Reproduce the entries exactly.

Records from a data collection
************
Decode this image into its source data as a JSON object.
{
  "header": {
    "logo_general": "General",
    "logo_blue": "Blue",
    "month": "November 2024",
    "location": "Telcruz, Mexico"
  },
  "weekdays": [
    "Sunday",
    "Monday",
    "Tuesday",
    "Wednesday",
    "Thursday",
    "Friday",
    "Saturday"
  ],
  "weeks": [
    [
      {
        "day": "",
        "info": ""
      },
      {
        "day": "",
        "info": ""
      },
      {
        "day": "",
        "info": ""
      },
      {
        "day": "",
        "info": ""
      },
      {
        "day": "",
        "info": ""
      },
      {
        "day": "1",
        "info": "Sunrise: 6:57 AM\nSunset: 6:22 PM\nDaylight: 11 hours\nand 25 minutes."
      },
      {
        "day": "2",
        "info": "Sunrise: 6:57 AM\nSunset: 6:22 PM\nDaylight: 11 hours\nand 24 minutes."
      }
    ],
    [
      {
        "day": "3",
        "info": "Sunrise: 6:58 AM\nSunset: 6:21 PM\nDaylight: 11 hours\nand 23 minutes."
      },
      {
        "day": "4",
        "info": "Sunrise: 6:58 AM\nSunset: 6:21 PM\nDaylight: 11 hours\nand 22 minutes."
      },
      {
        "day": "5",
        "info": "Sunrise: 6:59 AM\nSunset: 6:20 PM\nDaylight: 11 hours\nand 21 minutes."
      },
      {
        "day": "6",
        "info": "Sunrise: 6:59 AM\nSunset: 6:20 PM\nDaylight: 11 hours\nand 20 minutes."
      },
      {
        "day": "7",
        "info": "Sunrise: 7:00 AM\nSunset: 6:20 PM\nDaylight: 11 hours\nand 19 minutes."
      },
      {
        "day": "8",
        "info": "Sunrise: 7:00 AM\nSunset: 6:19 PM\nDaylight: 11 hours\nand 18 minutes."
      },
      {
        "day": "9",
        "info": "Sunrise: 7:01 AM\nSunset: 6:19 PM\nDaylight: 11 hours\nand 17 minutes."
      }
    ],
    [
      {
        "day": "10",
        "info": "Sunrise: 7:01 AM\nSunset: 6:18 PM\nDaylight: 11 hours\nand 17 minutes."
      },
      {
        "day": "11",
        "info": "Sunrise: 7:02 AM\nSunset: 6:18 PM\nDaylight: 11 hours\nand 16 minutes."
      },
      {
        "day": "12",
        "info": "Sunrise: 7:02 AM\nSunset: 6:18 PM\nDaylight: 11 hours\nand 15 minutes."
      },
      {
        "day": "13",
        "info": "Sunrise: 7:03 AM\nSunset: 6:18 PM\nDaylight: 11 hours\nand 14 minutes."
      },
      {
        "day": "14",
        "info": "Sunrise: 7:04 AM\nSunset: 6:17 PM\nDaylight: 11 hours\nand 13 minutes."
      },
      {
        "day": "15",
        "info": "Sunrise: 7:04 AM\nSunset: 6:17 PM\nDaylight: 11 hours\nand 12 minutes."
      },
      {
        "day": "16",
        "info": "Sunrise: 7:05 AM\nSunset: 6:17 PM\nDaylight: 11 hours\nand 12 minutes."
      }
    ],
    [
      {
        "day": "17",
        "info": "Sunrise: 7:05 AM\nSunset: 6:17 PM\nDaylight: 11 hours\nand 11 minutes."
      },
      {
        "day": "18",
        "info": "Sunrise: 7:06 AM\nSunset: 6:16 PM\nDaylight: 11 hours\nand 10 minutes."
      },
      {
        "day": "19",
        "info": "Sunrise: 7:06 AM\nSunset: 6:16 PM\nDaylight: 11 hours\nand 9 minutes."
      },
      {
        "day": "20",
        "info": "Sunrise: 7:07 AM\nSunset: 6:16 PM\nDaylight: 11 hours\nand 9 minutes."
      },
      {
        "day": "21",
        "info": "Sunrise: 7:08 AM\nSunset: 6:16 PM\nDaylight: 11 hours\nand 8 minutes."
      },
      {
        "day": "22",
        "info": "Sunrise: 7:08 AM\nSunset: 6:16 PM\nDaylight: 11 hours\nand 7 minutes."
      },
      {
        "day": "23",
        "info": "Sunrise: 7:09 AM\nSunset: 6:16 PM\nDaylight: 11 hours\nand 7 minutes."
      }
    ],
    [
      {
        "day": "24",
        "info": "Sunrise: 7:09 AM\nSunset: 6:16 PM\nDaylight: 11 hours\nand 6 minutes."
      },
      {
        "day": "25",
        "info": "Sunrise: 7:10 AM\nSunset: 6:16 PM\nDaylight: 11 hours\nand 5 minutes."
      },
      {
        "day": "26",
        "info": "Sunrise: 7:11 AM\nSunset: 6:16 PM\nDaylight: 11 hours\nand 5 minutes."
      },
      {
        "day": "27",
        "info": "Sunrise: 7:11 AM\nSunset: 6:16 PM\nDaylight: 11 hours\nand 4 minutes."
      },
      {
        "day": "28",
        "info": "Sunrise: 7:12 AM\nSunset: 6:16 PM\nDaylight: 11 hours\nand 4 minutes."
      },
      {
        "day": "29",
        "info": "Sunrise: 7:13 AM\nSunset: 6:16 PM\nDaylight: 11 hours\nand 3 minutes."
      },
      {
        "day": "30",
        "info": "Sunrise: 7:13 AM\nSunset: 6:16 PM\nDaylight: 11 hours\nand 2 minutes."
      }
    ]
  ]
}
************
**The output**:
Decode this image into its source data as a JSON object.
{
  "header": {
    "logo_general": "General",
    "logo_blue": "Blue",
    "month": "November 2024",
    "location": "Telcruz, Mexico"
  },
  "weekdays": [
    "Sunday",
    "Monday",
    "Tuesday",
    "Wednesday",
    "Thursday",
    "Friday",
    "Saturday"
  ],
  "weeks": [
    [
      {
        "day": "",
        "info": ""
      },
      {
        "day": "",
        "info": ""
      },
      {
        "day": "",
        "info": ""
      },
      {
        "day": "",
        "info": ""
      },
      {
        "day": "",
        "info": ""
      },
      {
        "day": "1",
        "info": "Sunrise: 6:57 AM\nSunset: 6:22 PM\nDaylight: 11 hours\nand 25 minutes."
      },
      {
        "day": "2",
        "info": "Sunrise: 6:57 AM\nSunset: 6:22 PM\nDaylight: 11 hours\nand 24 minutes."
      }
    ],
    [
      {
        "day": "3",
        "info": "Sunrise: 6:58 AM\nSunset: 6:21 PM\nDaylight: 11 hours\nand 23 minutes."
      },
      {
        "day": "4",
        "info": "Sunrise: 6:58 AM\nSunset: 6:21 PM\nDaylight: 11 hours\nand 22 minutes."
      },
      {
        "day": "5",
        "info": "Sunrise: 6:59 AM\nSunset: 6:20 PM\nDaylight: 11 hours\nand 21 minutes."
      },
      {
        "day": "6",
        "info": "Sunrise: 6:59 AM\nSunset: 6:20 PM\nDaylight: 11 hours\nand 20 minutes."
      },
      {
        "day": "7",
        "info": "Sunrise: 7:00 AM\nSunset: 6:20 PM\nDaylight: 11 hours\nand 19 minutes."
      },
      {
        "day": "8",
        "info": "Sunrise: 7:00 AM\nSunset: 6:19 PM\nDaylight: 11 hours\nand 18 minutes."
      },
      {
        "day": "9",
        "info": "Sunrise: 7:01 AM\nSunset: 6:19 PM\nDaylight: 11 hours\nand 17 minutes."
      }
    ],
    [
      {
        "day": "10",
        "info": "Sunrise: 7:01 AM\nSunset: 6:18 PM\nDaylight: 11 hours\nand 17 minutes."
      },
      {
        "day": "11",
        "info": "Sunrise: 7:02 AM\nSunset: 6:18 PM\nDaylight: 11 hours\nand 16 minutes."
      },
      {
        "day": "12",
        "info": "Sunrise: 7:02 AM\nSunset: 6:18 PM\nDaylight: 11 hours\nand 15 minutes."
      },
      {
        "day": "13",
        "info": "Sunrise: 7:03 AM\nSunset: 6:18 PM\nDaylight: 11 hours\nand 14 minutes."
      },
      {
        "day": "14",
        "info": "Sunrise: 7:04 AM\nSunset: 6:17 PM\nDaylight: 11 hours\nand 13 minutes."
      },
      {
        "day": "15",
        "info": "Sunrise: 7:04 AM\nSunset: 6:17 PM\nDaylight: 11 hours\nand 12 minutes."
      },
      {
        "day": "16",
        "info": "Sunrise: 7:05 AM\nSunset: 6:17 PM\nDaylight: 11 hours\nand 12 minutes."
      }
    ],
    [
      {
        "day": "17",
        "info": "Sunrise: 7:05 AM\nSunset: 6:17 PM\nDaylight: 11 hours\nand 11 minutes."
      },
      {
        "day": "18",
        "info": "Sunrise: 7:06 AM\nSunset: 6:16 PM\nDaylight: 11 hours\nand 10 minutes."
      },
      {
        "day": "19",
        "info": "Sunrise: 7:06 AM\nSunset: 6:16 PM\nDaylight: 11 hours\nand 9 minutes."
      },
      {
        "day": "20",
        "info": "Sunrise: 7:07 AM\nSunset: 6:16 PM\nDaylight: 11 hours\nand 9 minutes."
      },
      {
        "day": "21",
        "info": "Sunrise: 7:08 AM\nSunset: 6:16 PM\nDaylight: 11 hours\nand 8 minutes."
      },
      {
        "day": "22",
        "info": "Sunrise: 7:08 AM\nSunset: 6:16 PM\nDaylight: 11 hours\nand 7 minutes."
      },
      {
        "day": "23",
        "info": "Sunrise: 7:09 AM\nSunset: 6:16 PM\nDaylight: 11 hours\nand 7 minutes."
      }
    ],
    [
      {
        "day": "24",
        "info": "Sunrise: 7:09 AM\nSunset: 6:16 PM\nDaylight: 11 hours\nand 6 minutes."
      },
      {
        "day": "25",
        "info": "Sunrise: 7:10 AM\nSunset: 6:16 PM\nDaylight: 11 hours\nand 5 minutes."
      },
      {
        "day": "26",
        "info": "Sunrise: 7:11 AM\nSunset: 6:16 PM\nDaylight: 11 hours\nand 5 minutes."
      },
      {
        "day": "27",
        "info": "Sunrise: 7:11 AM\nSunset: 6:16 PM\nDaylight: 11 hours\nand 4 minutes."
      },
      {
        "day": "28",
        "info": "Sunrise: 7:12 AM\nSunset: 6:16 PM\nDaylight: 11 hours\nand 4 minutes."
      },
      {
        "day": "29",
        "info": "Sunrise: 7:13 AM\nSunset: 6:16 PM\nDaylight: 11 hours\nand 3 minutes."
      },
      {
        "day": "30",
        "info": "Sunrise: 7:13 AM\nSunset: 6:16 PM\nDaylight: 11 hours\nand 2 minutes."
      }
    ]
  ]
}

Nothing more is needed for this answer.